WHAT IS ASKED —
Show, in full, each line of the data that contains "JSON".

Figure record extracts —

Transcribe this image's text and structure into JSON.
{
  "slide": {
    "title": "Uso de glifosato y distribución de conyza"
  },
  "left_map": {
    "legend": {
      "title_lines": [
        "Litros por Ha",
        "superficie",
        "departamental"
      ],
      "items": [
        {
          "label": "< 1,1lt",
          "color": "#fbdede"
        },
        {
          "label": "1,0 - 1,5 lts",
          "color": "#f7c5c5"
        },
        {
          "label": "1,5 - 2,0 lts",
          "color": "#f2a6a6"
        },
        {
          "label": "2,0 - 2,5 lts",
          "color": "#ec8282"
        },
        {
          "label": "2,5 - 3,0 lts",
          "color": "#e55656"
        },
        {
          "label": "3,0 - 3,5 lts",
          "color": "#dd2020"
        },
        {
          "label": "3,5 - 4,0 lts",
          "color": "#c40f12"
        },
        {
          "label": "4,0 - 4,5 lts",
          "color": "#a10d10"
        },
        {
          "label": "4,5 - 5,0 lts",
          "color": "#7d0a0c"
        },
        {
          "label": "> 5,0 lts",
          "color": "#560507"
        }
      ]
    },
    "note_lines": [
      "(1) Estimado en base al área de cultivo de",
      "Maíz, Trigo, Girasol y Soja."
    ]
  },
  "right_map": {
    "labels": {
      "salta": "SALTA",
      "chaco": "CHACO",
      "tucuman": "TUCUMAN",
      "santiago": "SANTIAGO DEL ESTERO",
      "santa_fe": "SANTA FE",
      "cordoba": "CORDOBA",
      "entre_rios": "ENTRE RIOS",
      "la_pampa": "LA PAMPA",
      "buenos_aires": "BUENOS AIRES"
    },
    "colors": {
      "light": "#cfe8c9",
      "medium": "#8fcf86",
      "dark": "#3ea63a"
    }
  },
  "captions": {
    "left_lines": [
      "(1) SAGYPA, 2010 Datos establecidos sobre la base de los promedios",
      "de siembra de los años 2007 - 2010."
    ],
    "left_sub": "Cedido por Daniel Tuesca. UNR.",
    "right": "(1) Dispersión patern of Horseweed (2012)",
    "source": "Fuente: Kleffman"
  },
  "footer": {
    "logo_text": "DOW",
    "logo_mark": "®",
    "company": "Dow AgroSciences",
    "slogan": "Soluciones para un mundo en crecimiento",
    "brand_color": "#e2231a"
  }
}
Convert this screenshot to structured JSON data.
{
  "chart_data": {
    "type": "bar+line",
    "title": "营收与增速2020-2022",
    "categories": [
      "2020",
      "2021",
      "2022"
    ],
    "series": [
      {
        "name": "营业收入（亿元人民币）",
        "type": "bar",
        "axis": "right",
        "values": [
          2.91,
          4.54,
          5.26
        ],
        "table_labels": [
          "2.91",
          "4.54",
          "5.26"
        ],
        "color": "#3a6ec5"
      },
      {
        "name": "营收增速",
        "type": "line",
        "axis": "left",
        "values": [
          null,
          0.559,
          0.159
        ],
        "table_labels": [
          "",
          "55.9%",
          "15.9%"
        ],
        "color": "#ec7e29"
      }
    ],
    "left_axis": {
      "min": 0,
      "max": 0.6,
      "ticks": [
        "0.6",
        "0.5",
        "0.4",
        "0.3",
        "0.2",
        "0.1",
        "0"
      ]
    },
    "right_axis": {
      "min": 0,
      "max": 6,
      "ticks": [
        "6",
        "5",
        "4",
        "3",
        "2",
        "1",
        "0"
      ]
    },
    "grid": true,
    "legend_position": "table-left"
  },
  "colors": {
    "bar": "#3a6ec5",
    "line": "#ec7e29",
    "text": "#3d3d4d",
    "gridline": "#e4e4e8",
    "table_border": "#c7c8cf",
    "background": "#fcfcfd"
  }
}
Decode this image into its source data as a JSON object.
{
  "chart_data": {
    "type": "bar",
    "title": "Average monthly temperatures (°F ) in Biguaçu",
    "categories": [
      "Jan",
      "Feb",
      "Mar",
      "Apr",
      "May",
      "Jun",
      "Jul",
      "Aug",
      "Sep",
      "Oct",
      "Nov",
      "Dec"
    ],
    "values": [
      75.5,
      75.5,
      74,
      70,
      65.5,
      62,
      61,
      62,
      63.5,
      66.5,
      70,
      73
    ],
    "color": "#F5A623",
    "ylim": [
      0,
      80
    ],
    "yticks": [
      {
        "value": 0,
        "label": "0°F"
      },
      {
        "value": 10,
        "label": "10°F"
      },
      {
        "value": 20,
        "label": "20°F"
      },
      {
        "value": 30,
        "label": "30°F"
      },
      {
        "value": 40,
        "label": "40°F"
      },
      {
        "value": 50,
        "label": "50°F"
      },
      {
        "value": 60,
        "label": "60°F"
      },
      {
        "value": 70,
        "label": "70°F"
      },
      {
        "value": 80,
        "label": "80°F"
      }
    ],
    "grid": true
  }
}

WRITTEN SOLUTION —
Transcribe this image's text and structure into JSON.
Convert this screenshot to structured JSON data.
Decode this image into its source data as a JSON object.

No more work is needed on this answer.